■ Exercise input

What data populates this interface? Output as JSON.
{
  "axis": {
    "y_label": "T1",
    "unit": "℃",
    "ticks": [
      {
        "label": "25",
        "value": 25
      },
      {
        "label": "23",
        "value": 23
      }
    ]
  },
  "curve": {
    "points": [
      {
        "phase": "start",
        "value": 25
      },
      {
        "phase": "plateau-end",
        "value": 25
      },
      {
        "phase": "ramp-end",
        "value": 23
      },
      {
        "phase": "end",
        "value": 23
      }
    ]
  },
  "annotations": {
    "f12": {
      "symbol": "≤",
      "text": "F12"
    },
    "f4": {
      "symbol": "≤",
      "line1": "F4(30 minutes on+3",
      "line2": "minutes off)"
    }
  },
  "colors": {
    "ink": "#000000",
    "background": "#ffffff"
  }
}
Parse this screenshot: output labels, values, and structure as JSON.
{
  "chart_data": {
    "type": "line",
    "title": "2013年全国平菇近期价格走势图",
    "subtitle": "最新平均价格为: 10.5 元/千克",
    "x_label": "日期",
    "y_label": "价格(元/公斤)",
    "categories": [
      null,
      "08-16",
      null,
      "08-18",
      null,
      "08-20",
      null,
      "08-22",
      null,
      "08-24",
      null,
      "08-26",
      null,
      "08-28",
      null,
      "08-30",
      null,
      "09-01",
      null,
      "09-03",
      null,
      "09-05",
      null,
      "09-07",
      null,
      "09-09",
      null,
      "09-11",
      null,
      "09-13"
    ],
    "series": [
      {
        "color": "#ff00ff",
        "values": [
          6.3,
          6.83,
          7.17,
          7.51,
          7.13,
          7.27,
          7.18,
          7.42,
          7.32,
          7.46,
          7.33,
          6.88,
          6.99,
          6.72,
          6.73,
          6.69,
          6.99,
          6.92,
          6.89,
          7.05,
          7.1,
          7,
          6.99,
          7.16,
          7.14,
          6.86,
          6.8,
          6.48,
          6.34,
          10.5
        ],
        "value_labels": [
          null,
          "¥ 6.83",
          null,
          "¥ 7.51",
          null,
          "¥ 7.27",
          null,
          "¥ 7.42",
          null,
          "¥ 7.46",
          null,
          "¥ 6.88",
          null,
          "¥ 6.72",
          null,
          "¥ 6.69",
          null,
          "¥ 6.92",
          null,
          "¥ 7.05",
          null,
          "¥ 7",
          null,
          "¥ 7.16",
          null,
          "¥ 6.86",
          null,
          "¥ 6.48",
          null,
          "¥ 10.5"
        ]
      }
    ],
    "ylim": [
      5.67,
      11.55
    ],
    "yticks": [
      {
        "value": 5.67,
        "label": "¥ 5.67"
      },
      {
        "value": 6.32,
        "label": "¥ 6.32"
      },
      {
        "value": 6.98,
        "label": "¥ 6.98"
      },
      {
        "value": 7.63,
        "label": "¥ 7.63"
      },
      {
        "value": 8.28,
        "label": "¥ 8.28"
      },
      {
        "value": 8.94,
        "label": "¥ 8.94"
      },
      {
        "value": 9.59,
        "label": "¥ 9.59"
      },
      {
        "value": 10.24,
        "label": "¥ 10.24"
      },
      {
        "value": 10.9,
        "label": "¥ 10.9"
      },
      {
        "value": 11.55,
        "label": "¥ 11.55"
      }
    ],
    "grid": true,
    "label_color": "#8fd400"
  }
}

■ What you have to do
What is the number of lines in this material that hold the string "phase"? Answer with that number only.

■ Result of this task
4